(Raw records)
◇ ◇ ◇ ◇ ◇

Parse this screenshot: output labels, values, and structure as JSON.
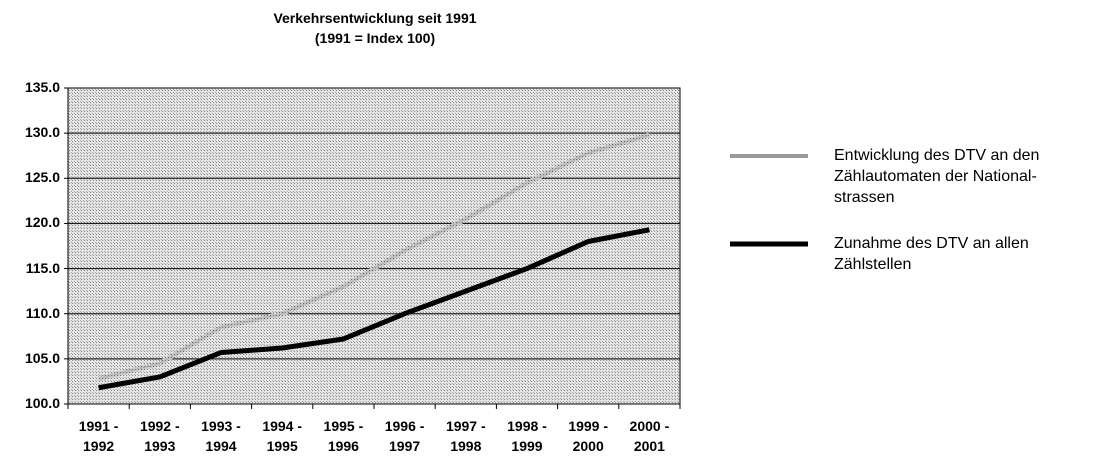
{
  "chart_data": {
    "type": "line",
    "title": "Verkehrsentwicklung seit 1991",
    "subtitle": "(1991 = Index 100)",
    "categories": [
      "1991 - 1992",
      "1992 - 1993",
      "1993 - 1994",
      "1994 - 1995",
      "1995 - 1996",
      "1996 - 1997",
      "1997 - 1998",
      "1998 - 1999",
      "1999 - 2000",
      "2000 - 2001"
    ],
    "series": [
      {
        "name": "Entwicklung des DTV an den Zählautomaten der National-strassen",
        "color": "#9a9a9a",
        "values": [
          102.8,
          104.5,
          108.5,
          110.0,
          113.0,
          117.0,
          120.5,
          124.5,
          127.8,
          129.8
        ]
      },
      {
        "name": "Zunahme des DTV an allen Zählstellen",
        "color": "#000000",
        "values": [
          101.8,
          103.0,
          105.7,
          106.2,
          107.2,
          110.0,
          112.5,
          115.0,
          118.0,
          119.3
        ]
      }
    ],
    "ylim": [
      100,
      135
    ],
    "yticks": [
      {
        "value": 100,
        "label": "100.0"
      },
      {
        "value": 105,
        "label": "105.0"
      },
      {
        "value": 110,
        "label": "110.0"
      },
      {
        "value": 115,
        "label": "115.0"
      },
      {
        "value": 120,
        "label": "120.0"
      },
      {
        "value": 125,
        "label": "125.0"
      },
      {
        "value": 130,
        "label": "130.0"
      },
      {
        "value": 135,
        "label": "135.0"
      }
    ],
    "grid": true,
    "legend": "right"
  }
}
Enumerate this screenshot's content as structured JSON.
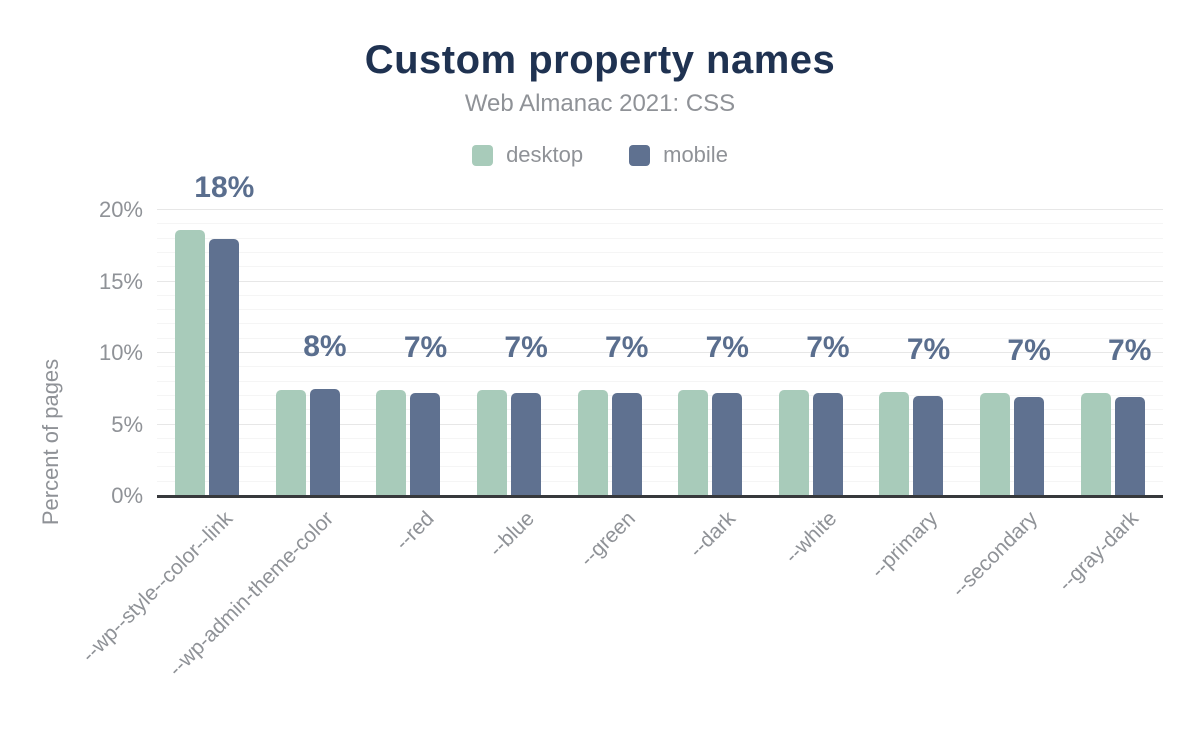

◇ ◇ ◇ ◇ ◇

### GIVEN REQUEST
Using the records above, pull out each line where the word "this" occurs.

### TASK SOLUTION
Parse this screenshot: output labels, values, and structure as JSON.
Enumerate this screenshot's content as structured JSON.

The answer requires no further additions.